* **Exercise requirements**
Return the listing below exactly, with the pictures dropped.

________________

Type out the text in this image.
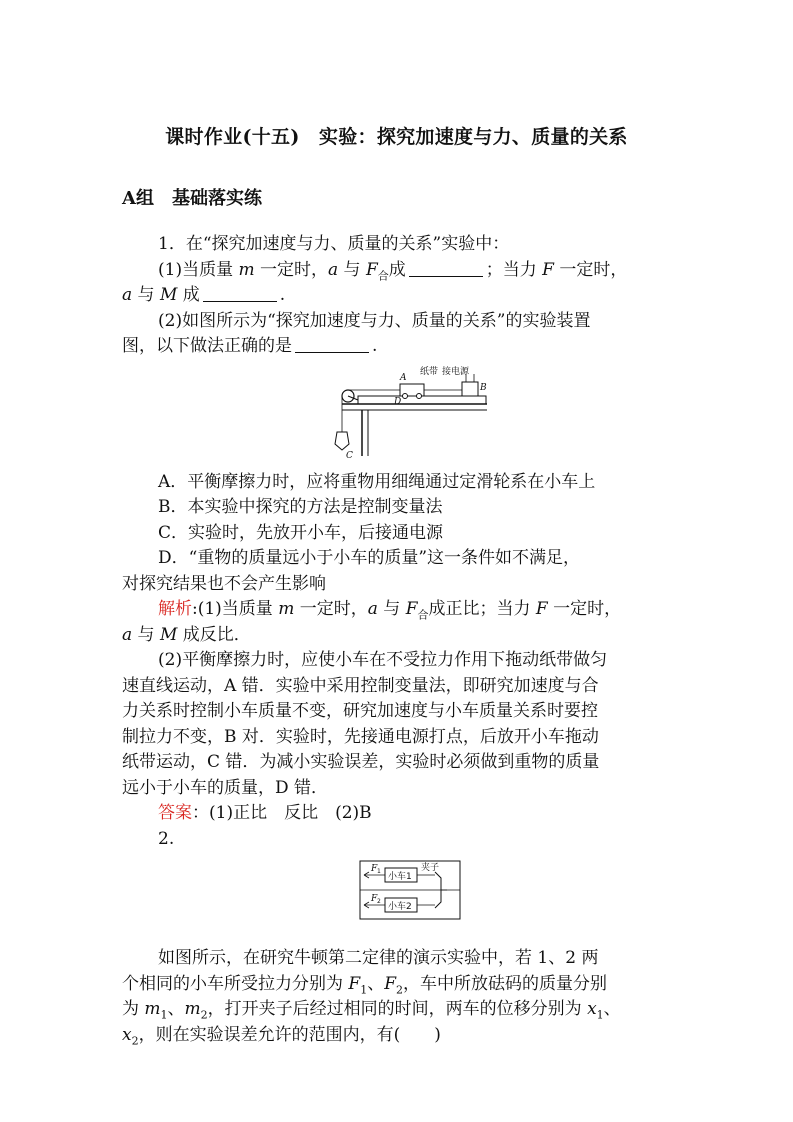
课时作业(十五)　实验：探究加速度与力、质量的关系
A组　基础落实练
1．在“探究加速度与力、质量的关系”实验中：
(1)当质量 m 一定时，a 与 $F_合$成	；当力 F 一定时，
a 与 M 成	.
(2)如图所示为“探究加速度与力、质量的关系”的实验装置
图，以下做法正确的是	.
A
纸带 接电源
B
D
C
A．平衡摩擦力时，应将重物用细绳通过定滑轮系在小车上
B．本实验中探究的方法是控制变量法
C．实验时，先放开小车，后接通电源
D．“重物的质量远小于小车的质量”这一条件如不满足，
对探究结果也不会产生影响
解析:(1)当质量 m 一定时，a 与 $F_合$成正比；当力 F 一定时，
a 与 M 成反比．
(2)平衡摩擦力时，应使小车在不受拉力作用下拖动纸带做匀
速直线运动，A 错．实验中采用控制变量法，即研究加速度与合
力关系时控制小车质量不变，研究加速度与小车质量关系时要控
制拉力不变，B 对．实验时，先接通电源打点，后放开小车拖动
纸带运动，C 错．为减小实验误差，实验时必须做到重物的质量
远小于小车的质量，D 错．
答案：(1)正比　反比　(2)B
2.
小车1
小车2
夹子
F 1
F 2
如图所示，在研究牛顿第二定律的演示实验中，若 1、2 两
个相同的小车所受拉力分别为 $F_1$、$F_2$，车中所放砝码的质量分别
为 $m_1$、$m_2$，打开夹子后经过相同的时间，两车的位移分别为 $x_1$、
$x_2$，则在实验误差允许的范围内，有(　　)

________________

* **Task answer**
Type out the text in this image.
课时作业(十五)　实验：探究加速度与力、质量的关系
A组　基础落实练
1．在“探究加速度与力、质量的关系”实验中：
(1)当质量 m 一定时，a 与 $F_合$成	；当力 F 一定时，
a 与 M 成	.
(2)如图所示为“探究加速度与力、质量的关系”的实验装置
图，以下做法正确的是	.
A
纸带 接电源
B
D
C
A．平衡摩擦力时，应将重物用细绳通过定滑轮系在小车上
B．本实验中探究的方法是控制变量法
C．实验时，先放开小车，后接通电源
D．“重物的质量远小于小车的质量”这一条件如不满足，
对探究结果也不会产生影响
解析:(1)当质量 m 一定时，a 与 $F_合$成正比；当力 F 一定时，
a 与 M 成反比．
(2)平衡摩擦力时，应使小车在不受拉力作用下拖动纸带做匀
速直线运动，A 错．实验中采用控制变量法，即研究加速度与合
力关系时控制小车质量不变，研究加速度与小车质量关系时要控
制拉力不变，B 对．实验时，先接通电源打点，后放开小车拖动
纸带运动，C 错．为减小实验误差，实验时必须做到重物的质量
远小于小车的质量，D 错．
答案：(1)正比　反比　(2)B
2.
小车1
小车2
夹子
F 1
F 2
如图所示，在研究牛顿第二定律的演示实验中，若 1、2 两
个相同的小车所受拉力分别为 $F_1$、$F_2$，车中所放砝码的质量分别
为 $m_1$、$m_2$，打开夹子后经过相同的时间，两车的位移分别为 $x_1$、
$x_2$，则在实验误差允许的范围内，有(　　)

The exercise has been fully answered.